**Given problem**
List each line in which the string "none" appears.

**Data listing**
☆ ☆ ☆

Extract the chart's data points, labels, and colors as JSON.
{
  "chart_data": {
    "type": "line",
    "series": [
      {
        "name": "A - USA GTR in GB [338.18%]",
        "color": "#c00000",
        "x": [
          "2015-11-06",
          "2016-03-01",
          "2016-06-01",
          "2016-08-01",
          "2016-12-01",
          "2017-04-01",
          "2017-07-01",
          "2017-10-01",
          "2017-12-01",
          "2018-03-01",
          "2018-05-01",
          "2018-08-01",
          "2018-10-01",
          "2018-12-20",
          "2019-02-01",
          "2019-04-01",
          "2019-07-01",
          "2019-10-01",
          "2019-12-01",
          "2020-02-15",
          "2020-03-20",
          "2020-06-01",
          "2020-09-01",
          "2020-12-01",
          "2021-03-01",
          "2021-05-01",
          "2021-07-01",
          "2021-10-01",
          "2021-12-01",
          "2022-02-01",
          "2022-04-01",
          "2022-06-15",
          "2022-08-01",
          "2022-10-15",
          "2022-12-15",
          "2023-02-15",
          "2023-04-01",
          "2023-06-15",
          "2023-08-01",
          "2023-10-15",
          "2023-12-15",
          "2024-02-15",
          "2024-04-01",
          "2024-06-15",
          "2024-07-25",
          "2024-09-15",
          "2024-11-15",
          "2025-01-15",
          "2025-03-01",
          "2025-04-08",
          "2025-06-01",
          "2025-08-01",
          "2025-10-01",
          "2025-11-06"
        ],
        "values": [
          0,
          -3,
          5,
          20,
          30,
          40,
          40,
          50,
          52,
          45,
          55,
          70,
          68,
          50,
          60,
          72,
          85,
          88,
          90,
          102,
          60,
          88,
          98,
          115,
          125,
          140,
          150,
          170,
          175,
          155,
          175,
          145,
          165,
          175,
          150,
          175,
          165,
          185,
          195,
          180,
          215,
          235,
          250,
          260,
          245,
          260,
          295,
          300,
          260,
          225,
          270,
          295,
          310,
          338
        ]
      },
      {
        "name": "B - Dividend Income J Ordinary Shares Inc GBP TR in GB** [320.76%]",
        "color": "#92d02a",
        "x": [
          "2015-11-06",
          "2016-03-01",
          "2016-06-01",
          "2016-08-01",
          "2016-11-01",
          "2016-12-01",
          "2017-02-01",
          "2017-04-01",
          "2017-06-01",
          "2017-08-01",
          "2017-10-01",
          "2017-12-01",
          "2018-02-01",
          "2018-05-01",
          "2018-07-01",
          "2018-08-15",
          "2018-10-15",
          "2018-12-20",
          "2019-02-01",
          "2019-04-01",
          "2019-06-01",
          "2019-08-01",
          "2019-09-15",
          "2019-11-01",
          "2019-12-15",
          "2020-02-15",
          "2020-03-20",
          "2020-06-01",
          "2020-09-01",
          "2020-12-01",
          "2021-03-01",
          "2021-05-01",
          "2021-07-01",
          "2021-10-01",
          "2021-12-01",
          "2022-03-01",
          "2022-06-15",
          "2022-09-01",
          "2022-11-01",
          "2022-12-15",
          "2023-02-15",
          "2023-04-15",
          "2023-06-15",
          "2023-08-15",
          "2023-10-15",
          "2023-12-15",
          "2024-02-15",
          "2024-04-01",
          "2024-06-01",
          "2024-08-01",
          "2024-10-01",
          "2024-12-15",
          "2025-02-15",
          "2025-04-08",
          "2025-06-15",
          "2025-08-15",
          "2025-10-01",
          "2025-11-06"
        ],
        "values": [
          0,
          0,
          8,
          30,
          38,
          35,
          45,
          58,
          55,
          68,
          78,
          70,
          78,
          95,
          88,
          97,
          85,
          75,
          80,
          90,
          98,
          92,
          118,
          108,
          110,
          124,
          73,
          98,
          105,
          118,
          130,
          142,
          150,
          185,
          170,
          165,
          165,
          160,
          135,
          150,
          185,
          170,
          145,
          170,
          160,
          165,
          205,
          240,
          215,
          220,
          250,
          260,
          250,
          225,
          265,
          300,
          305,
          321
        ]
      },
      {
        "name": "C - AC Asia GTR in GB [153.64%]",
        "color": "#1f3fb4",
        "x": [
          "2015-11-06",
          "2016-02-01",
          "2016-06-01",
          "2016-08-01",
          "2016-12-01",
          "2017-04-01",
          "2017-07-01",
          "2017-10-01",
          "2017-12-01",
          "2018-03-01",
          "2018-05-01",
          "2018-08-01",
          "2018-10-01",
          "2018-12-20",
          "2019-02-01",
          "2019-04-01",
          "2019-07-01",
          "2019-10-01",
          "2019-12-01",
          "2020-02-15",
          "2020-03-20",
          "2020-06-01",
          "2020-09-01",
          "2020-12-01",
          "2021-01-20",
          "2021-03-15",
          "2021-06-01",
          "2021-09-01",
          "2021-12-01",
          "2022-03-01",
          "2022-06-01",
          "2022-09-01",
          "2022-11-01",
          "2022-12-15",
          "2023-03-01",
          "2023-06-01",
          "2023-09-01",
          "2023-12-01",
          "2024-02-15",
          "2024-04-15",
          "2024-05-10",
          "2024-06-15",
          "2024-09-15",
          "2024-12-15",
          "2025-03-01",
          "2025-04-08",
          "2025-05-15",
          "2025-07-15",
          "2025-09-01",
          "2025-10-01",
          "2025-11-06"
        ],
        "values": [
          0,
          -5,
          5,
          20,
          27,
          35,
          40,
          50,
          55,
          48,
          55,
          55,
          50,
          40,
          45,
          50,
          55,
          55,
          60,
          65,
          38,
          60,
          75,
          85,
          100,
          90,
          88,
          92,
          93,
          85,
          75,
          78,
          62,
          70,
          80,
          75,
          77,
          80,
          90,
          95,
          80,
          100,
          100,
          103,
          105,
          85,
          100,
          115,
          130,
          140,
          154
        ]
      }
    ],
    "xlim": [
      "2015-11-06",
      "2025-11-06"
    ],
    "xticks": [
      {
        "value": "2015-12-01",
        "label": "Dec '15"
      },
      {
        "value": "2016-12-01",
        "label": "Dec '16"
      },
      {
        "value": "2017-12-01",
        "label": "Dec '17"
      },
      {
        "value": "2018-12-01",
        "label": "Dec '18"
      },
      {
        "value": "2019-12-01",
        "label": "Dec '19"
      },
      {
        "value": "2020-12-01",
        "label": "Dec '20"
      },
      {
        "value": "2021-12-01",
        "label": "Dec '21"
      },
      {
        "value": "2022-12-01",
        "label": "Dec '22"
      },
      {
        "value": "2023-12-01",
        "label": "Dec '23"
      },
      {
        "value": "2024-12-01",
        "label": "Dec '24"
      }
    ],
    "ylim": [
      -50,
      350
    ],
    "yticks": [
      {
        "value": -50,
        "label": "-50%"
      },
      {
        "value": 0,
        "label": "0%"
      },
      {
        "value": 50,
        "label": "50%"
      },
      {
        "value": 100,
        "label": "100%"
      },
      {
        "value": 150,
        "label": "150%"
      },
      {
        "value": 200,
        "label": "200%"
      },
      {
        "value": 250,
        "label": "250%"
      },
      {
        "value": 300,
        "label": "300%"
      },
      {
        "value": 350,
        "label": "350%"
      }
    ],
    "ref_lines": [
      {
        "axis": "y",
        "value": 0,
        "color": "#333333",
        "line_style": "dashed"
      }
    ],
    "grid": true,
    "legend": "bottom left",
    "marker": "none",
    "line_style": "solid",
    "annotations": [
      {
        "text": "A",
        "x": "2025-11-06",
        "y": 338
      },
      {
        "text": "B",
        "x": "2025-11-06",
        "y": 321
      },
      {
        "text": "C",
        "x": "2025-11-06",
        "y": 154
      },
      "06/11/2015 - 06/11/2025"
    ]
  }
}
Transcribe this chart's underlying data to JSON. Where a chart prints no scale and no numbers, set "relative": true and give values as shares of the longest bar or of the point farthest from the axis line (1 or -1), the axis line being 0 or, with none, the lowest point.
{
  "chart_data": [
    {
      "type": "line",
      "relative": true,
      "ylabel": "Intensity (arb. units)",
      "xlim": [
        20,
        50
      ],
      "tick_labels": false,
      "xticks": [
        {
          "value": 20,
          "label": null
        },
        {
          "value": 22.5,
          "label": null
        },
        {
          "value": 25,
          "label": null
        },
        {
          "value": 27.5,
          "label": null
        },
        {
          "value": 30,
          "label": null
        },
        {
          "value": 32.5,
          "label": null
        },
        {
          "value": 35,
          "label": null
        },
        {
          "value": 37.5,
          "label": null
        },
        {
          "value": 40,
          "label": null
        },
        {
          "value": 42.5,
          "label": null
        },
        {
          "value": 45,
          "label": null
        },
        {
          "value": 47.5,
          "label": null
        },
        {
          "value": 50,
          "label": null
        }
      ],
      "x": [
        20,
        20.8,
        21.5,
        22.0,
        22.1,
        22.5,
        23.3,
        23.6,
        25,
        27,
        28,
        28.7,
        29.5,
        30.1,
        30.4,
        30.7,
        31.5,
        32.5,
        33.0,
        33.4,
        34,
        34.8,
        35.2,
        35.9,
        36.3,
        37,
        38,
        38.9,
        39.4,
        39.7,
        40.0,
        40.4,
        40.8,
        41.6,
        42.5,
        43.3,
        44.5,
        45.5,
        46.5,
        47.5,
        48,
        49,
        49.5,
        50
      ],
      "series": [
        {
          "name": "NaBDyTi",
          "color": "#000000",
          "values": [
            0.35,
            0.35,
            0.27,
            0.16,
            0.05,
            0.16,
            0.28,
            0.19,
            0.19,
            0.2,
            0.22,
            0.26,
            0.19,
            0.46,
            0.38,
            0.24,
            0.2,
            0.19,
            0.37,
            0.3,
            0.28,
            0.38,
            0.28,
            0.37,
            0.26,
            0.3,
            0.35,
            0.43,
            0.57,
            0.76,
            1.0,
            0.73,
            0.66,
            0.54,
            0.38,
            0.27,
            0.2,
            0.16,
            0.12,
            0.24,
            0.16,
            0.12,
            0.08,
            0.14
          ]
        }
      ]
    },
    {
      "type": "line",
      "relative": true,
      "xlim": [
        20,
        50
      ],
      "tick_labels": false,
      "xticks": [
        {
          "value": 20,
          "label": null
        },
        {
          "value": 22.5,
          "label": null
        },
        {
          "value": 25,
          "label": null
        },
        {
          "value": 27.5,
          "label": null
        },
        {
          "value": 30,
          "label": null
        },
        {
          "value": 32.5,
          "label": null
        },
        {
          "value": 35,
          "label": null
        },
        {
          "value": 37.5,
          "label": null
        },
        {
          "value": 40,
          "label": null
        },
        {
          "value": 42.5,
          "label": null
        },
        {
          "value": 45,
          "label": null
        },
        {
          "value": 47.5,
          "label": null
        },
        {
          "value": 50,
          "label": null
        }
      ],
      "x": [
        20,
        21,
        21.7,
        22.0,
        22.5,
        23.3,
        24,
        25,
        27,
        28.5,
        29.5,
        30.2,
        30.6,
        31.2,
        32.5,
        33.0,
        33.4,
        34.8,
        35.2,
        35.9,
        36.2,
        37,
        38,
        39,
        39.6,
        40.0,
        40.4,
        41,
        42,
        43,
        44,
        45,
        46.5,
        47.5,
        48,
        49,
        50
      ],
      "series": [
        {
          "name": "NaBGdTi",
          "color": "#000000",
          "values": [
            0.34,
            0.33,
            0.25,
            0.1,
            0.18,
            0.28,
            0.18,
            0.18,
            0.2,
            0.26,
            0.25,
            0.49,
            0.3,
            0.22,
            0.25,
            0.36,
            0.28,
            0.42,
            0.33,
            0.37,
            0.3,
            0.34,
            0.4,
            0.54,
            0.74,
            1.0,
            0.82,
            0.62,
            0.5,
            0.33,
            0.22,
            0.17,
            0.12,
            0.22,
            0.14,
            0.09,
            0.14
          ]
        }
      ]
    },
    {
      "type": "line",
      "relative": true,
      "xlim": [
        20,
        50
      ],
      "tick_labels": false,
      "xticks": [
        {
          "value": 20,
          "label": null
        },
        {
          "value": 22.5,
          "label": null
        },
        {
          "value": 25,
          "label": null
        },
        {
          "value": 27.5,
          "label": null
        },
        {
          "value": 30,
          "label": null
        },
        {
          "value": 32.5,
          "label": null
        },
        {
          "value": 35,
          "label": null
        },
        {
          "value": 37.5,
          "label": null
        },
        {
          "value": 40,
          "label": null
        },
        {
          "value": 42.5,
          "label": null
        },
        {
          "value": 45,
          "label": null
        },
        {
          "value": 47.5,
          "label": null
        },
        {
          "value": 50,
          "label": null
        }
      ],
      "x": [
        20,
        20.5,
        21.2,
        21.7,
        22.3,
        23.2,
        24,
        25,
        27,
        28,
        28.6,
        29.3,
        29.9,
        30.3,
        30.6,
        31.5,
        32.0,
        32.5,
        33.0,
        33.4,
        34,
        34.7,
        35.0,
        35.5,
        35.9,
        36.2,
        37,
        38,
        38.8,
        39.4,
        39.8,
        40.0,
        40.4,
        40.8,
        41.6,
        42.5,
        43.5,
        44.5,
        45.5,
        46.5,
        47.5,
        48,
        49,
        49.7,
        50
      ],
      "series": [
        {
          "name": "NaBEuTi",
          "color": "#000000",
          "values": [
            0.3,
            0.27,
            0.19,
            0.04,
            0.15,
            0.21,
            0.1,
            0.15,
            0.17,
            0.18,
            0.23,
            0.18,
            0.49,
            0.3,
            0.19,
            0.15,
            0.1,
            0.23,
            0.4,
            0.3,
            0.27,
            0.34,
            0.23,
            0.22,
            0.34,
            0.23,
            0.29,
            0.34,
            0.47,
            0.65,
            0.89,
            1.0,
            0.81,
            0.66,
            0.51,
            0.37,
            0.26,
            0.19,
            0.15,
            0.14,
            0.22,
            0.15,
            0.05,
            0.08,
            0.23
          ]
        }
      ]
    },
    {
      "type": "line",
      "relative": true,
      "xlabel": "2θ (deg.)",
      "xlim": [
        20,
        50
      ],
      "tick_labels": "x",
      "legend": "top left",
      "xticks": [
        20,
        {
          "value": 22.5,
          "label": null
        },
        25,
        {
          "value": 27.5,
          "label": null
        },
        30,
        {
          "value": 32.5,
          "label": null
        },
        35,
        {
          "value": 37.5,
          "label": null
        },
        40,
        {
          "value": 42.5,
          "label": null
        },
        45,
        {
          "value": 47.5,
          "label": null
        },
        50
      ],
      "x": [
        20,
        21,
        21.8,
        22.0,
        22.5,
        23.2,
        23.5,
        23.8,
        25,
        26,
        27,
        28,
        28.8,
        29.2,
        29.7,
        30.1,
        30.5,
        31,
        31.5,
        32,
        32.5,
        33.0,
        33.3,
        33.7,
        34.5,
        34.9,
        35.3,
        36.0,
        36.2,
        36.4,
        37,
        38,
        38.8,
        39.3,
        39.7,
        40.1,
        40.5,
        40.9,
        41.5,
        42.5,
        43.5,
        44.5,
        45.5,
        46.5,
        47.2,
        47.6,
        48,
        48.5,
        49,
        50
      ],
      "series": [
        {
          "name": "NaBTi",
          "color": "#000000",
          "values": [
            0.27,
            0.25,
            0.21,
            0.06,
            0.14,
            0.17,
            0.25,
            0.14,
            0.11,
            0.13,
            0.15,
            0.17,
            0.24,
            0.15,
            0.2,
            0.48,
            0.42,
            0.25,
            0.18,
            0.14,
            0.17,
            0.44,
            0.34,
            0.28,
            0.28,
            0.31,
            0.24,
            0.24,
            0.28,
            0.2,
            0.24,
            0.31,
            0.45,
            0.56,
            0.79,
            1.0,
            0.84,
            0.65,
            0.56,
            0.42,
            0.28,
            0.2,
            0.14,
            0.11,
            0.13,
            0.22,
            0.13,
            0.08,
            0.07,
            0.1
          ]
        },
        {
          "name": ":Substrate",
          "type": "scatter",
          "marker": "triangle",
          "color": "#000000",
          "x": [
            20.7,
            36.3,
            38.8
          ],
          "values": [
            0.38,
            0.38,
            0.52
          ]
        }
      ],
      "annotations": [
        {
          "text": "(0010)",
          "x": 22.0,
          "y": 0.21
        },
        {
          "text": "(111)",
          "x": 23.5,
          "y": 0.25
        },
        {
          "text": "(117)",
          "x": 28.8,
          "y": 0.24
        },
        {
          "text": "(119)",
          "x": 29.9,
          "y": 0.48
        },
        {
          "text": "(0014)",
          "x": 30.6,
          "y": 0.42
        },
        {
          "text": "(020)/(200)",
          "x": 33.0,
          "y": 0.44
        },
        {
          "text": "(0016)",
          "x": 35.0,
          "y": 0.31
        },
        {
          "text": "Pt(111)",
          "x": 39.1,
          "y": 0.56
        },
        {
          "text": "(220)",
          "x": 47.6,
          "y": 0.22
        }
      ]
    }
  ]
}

☆ ☆ ☆

**Result of the exercise**
    "marker": "none",
Transcribe this chart's underlying data to JSON. Where a chart prints no scale and no numbers, set "relative": true and give values as shares of the longest bar or of the point farthest from the axis line (1 or -1), the axis line being 0 or, with none, the lowest point.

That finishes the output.